═════ Stored rows ═════

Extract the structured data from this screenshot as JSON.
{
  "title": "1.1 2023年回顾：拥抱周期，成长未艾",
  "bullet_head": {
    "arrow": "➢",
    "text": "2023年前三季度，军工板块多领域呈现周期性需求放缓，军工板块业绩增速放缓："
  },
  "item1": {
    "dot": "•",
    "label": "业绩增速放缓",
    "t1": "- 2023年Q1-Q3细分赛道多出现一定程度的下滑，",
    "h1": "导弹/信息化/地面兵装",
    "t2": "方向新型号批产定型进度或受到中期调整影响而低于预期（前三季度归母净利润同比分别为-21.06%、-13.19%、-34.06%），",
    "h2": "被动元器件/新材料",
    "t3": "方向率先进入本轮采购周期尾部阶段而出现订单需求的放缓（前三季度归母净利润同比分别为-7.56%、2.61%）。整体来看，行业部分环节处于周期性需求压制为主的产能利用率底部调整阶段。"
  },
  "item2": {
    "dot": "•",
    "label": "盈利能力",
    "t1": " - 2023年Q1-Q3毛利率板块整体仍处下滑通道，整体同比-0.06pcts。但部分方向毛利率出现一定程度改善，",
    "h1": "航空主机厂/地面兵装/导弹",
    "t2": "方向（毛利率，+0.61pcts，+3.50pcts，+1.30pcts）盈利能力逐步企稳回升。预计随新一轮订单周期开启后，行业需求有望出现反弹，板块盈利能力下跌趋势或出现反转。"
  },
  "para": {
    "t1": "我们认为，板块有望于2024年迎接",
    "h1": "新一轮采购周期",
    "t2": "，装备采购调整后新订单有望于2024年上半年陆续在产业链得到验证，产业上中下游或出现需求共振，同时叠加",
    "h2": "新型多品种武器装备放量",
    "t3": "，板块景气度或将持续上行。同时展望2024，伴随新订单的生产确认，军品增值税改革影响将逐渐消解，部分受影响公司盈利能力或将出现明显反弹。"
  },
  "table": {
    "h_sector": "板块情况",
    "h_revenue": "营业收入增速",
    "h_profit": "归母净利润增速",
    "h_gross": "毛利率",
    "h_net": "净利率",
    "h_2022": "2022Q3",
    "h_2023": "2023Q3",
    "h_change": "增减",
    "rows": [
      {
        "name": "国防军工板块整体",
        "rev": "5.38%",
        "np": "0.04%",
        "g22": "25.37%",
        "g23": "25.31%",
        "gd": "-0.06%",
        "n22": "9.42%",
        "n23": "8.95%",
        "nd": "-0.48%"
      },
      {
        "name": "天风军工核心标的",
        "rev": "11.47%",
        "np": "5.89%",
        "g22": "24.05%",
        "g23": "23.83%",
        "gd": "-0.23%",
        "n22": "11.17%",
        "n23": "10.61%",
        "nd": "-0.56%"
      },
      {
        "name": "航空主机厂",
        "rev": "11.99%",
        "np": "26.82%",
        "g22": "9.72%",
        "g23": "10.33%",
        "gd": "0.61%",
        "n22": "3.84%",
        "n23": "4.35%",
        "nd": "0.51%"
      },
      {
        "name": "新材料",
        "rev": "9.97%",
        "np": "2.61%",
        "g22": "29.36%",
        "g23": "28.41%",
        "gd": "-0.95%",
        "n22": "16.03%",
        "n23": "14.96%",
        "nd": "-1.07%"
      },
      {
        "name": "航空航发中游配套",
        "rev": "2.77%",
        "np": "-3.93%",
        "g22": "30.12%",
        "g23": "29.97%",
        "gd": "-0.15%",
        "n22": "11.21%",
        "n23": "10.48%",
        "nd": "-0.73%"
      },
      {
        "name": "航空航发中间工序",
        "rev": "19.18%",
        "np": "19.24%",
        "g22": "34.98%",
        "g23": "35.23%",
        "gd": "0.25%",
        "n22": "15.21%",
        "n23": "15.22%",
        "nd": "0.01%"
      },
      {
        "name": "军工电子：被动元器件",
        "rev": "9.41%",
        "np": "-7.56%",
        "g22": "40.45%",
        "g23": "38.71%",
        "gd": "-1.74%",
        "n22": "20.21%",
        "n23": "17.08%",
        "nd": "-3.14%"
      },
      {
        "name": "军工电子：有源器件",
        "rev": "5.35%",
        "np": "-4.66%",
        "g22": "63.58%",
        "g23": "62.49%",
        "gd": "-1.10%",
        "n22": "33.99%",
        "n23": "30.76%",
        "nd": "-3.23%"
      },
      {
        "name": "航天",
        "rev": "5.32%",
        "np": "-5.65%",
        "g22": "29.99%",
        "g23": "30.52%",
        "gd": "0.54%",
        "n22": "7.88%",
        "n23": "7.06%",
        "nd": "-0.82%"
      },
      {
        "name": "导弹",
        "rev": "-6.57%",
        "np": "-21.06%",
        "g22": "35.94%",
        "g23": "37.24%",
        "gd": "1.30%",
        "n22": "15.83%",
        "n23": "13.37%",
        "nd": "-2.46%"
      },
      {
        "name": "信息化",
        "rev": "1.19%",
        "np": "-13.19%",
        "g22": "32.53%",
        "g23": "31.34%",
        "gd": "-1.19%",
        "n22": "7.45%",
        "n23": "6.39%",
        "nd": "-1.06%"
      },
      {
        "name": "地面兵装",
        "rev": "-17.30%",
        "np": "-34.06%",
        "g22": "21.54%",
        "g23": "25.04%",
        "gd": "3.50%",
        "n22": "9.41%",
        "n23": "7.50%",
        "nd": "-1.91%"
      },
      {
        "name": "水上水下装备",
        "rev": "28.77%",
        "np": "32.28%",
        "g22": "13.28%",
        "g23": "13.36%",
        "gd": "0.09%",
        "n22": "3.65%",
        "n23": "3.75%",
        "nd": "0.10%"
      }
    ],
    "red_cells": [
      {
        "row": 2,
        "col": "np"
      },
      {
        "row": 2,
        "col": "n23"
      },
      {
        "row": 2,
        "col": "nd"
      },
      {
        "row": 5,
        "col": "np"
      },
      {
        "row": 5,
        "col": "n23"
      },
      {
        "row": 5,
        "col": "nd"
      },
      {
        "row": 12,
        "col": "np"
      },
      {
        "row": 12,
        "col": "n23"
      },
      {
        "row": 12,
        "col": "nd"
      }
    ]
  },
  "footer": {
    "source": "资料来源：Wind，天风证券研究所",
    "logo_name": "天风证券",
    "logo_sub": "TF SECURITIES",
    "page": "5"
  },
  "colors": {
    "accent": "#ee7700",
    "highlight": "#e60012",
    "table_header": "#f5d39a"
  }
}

═════

Examine the records and pull out every line where the string "地面兵装" occurs.

    "h1": "导弹/信息化/地面兵装",
    "h1": "航空主机厂/地面兵装/导弹",
        "name": "地面兵装",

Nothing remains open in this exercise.